Collected data
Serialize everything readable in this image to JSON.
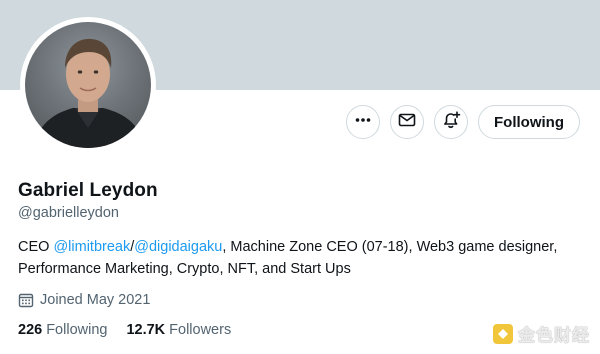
{
  "profile": {
    "name": "Gabriel Leydon",
    "handle": "@gabrielleydon",
    "bio": {
      "prefix": "CEO ",
      "mention1": "@limitbreak",
      "separator": "/",
      "mention2": "@digidaigaku",
      "suffix": ", Machine Zone CEO (07-18), Web3 game designer,",
      "line2": "Performance Marketing, Crypto, NFT, and Start Ups"
    },
    "joined": "Joined May 2021",
    "following_count": "226",
    "following_label": "Following",
    "followers_count": "12.7K",
    "followers_label": "Followers"
  },
  "actions": {
    "more_icon": "more-dots-icon",
    "message_icon": "envelope-icon",
    "notify_icon": "bell-plus-icon",
    "follow_label": "Following"
  },
  "watermark": {
    "text": "金色财经"
  },
  "colors": {
    "banner": "#cfd9de",
    "accent": "#1d9bf0",
    "secondary_text": "#536471",
    "primary_text": "#0f1419"
  }
}
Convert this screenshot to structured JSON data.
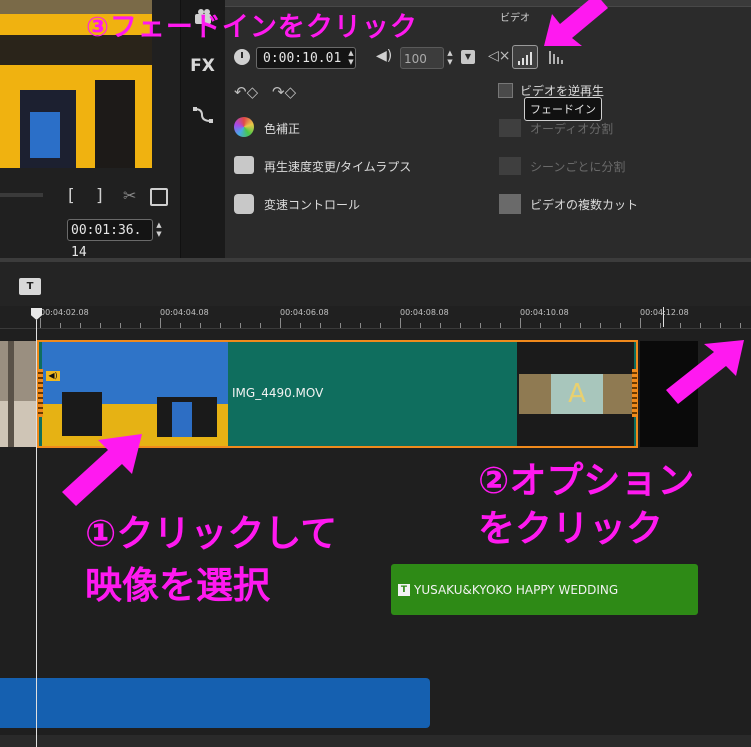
{
  "preview": {
    "bracket_in": "[",
    "bracket_out": "]",
    "timecode": "00:01:36. 14"
  },
  "sidebar": {
    "fx_label": "FX"
  },
  "options": {
    "video_header": "ビデオ",
    "duration": "0:00:10.01",
    "volume": "100",
    "reverse_label": "ビデオを逆再生",
    "tooltip": "フェードイン",
    "color_label": "色補正",
    "speed_label": "再生速度変更/タイムラプス",
    "varspeed_label": "変速コントロール",
    "audio_split_label": "オーディオ分割",
    "scene_split_label": "シーンごとに分割",
    "multicut_label": "ビデオの複数カット"
  },
  "timeline": {
    "title_track_icon": "T",
    "ruler_ticks": [
      "00:04:02.08",
      "00:04:04.08",
      "00:04:06.08",
      "00:04:08.08",
      "00:04:10.08",
      "00:04:12.08"
    ],
    "clip_name": "IMG_4490.MOV",
    "audio_badge": "◀)",
    "title_clip_icon": "T",
    "title_clip_label": "YUSAKU&KYOKO HAPPY WEDDING"
  },
  "annotations": {
    "step3": "③フェードインをクリック",
    "step2_line1": "②オプション",
    "step2_line2": "をクリック",
    "step1_line1": "①クリックして",
    "step1_line2": "映像を選択"
  },
  "colors": {
    "annotation": "#ff19f0",
    "clip_selected_border": "#f08a1c",
    "clip_body": "#0f6e5e",
    "title_clip": "#2e8a16",
    "music_clip": "#1560b0"
  },
  "icons": [
    "camera-icon",
    "fx-icon",
    "path-icon",
    "clock-icon",
    "speaker-icon",
    "mute-icon",
    "fadein-icon",
    "fadeout-icon",
    "rotate-left-icon",
    "rotate-right-icon",
    "color-icon",
    "speed-icon",
    "varspeed-icon",
    "audio-split-icon",
    "scene-split-icon",
    "multicut-icon",
    "cut-icon",
    "copy-icon",
    "title-track-icon"
  ]
}
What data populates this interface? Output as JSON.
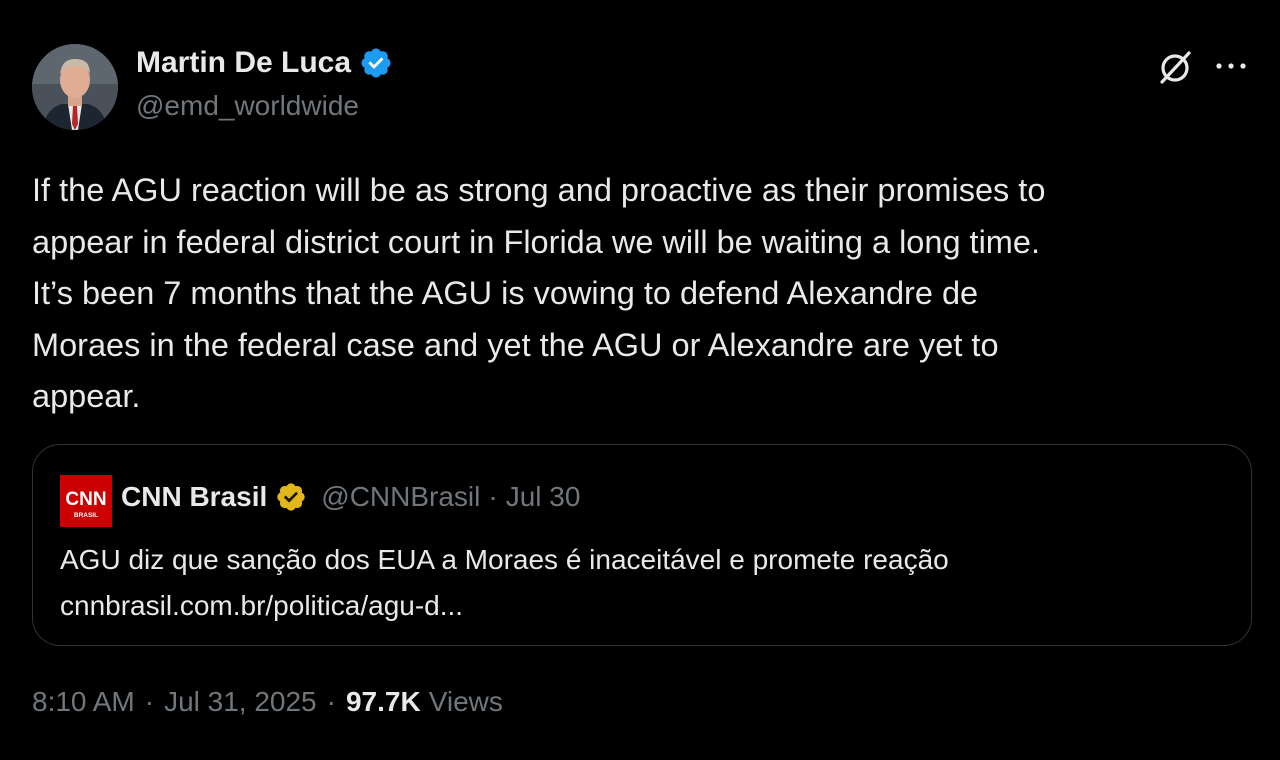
{
  "author": {
    "name": "Martin De Luca",
    "handle": "@emd_worldwide",
    "verified": "blue",
    "avatar_icon": "profile-photo"
  },
  "actions": {
    "grok_icon": "grok-icon",
    "more_icon": "more-icon"
  },
  "tweet": {
    "text": "If the AGU reaction will be as strong and proactive as their promises to\nappear in federal district court in Florida we will be waiting a long time.\nIt’s been 7 months that the AGU is vowing to defend Alexandre de\nMoraes in the federal case and yet the AGU or Alexandre are yet to\nappear."
  },
  "quote": {
    "logo_text": "CNN",
    "logo_subtext": "BRASIL",
    "name": "CNN Brasil",
    "verified": "gold",
    "handle": "@CNNBrasil",
    "separator": "·",
    "date": "Jul 30",
    "text": "AGU diz que sanção dos EUA a Moraes é inaceitável e promete reação\ncnnbrasil.com.br/politica/agu-d..."
  },
  "meta": {
    "time": "8:10 AM",
    "separator": "·",
    "date": "Jul 31, 2025",
    "views_count": "97.7K",
    "views_label": "Views"
  },
  "colors": {
    "background": "#000000",
    "text": "#e7e9ea",
    "muted": "#71767b",
    "border": "#2f3336",
    "verified_blue": "#1d9bf0",
    "verified_gold": "#e2b719",
    "cnn_red": "#cc0000"
  }
}
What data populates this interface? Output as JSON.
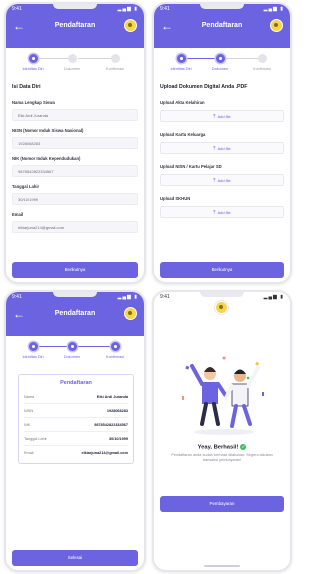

» **GOAL**
Copy the entries exactly. Leave out the images.

» **SOLVED EXERCISE**
Serialize everything readable in this image to JSON.
{
  "profile": {
    "name": "Gabriel Leydon",
    "handle": "@gabrielleydon",
    "bio": {
      "prefix": "CEO ",
      "mention1": "@limitbreak",
      "separator": "/",
      "mention2": "@digidaigaku",
      "suffix": ", Machine Zone CEO (07-18), Web3 game designer,",
      "line2": "Performance Marketing, Crypto, NFT, and Start Ups"
    },
    "joined": "Joined May 2021",
    "following_count": "226",
    "following_label": "Following",
    "followers_count": "12.7K",
    "followers_label": "Followers"
  },
  "actions": {
    "more_icon": "more-dots-icon",
    "message_icon": "envelope-icon",
    "notify_icon": "bell-plus-icon",
    "follow_label": "Following"
  },
  "watermark": {
    "text": "金色财经"
  },
  "colors": {
    "banner": "#cfd9de",
    "accent": "#1d9bf0",
    "secondary_text": "#536471",
    "primary_text": "#0f1419"
  }
}
Convert this screenshot to structured JSON data.
{
  "preview": {
    "bracket_in": "[",
    "bracket_out": "]",
    "timecode": "00:01:36. 14"
  },
  "sidebar": {
    "fx_label": "FX"
  },
  "options": {
    "video_header": "ビデオ",
    "duration": "0:00:10.01",
    "volume": "100",
    "reverse_label": "ビデオを逆再生",
    "tooltip": "フェードイン",
    "color_label": "色補正",
    "speed_label": "再生速度変更/タイムラプス",
    "varspeed_label": "変速コントロール",
    "audio_split_label": "オーディオ分割",
    "scene_split_label": "シーンごとに分割",
    "multicut_label": "ビデオの複数カット"
  },
  "timeline": {
    "title_track_icon": "T",
    "ruler_ticks": [
      "00:04:02.08",
      "00:04:04.08",
      "00:04:06.08",
      "00:04:08.08",
      "00:04:10.08",
      "00:04:12.08"
    ],
    "clip_name": "IMG_4490.MOV",
    "audio_badge": "◀)",
    "title_clip_icon": "T",
    "title_clip_label": "YUSAKU&KYOKO HAPPY WEDDING"
  },
  "annotations": {
    "step3": "③フェードインをクリック",
    "step2_line1": "②オプション",
    "step2_line2": "をクリック",
    "step1_line1": "①クリックして",
    "step1_line2": "映像を選択"
  },
  "colors": {
    "annotation": "#ff19f0",
    "clip_selected_border": "#f08a1c",
    "clip_body": "#0f6e5e",
    "title_clip": "#2e8a16",
    "music_clip": "#1560b0"
  },
  "icons": [
    "camera-icon",
    "fx-icon",
    "path-icon",
    "clock-icon",
    "speaker-icon",
    "mute-icon",
    "fadein-icon",
    "fadeout-icon",
    "rotate-left-icon",
    "rotate-right-icon",
    "color-icon",
    "speed-icon",
    "varspeed-icon",
    "audio-split-icon",
    "scene-split-icon",
    "multicut-icon",
    "cut-icon",
    "copy-icon",
    "title-track-icon"
  ]
}
What data populates this interface? Output as JSON.
{
  "author": {
    "name": "Martin De Luca",
    "handle": "@emd_worldwide",
    "verified": "blue",
    "avatar_icon": "profile-photo"
  },
  "actions": {
    "grok_icon": "grok-icon",
    "more_icon": "more-icon"
  },
  "tweet": {
    "text": "If the AGU reaction will be as strong and proactive as their promises to\nappear in federal district court in Florida we will be waiting a long time.\nIt’s been 7 months that the AGU is vowing to defend Alexandre de\nMoraes in the federal case and yet the AGU or Alexandre are yet to\nappear."
  },
  "quote": {
    "logo_text": "CNN",
    "logo_subtext": "BRASIL",
    "name": "CNN Brasil",
    "verified": "gold",
    "handle": "@CNNBrasil",
    "separator": "·",
    "date": "Jul 30",
    "text": "AGU diz que sanção dos EUA a Moraes é inaceitável e promete reação\ncnnbrasil.com.br/politica/agu-d..."
  },
  "meta": {
    "time": "8:10 AM",
    "separator": "·",
    "date": "Jul 31, 2025",
    "views_count": "97.7K",
    "views_label": "Views"
  },
  "colors": {
    "background": "#000000",
    "text": "#e7e9ea",
    "muted": "#71767b",
    "border": "#2f3336",
    "verified_blue": "#1d9bf0",
    "verified_gold": "#e2b719",
    "cnn_red": "#cc0000"
  }
}
What data populates this interface? Output as JSON.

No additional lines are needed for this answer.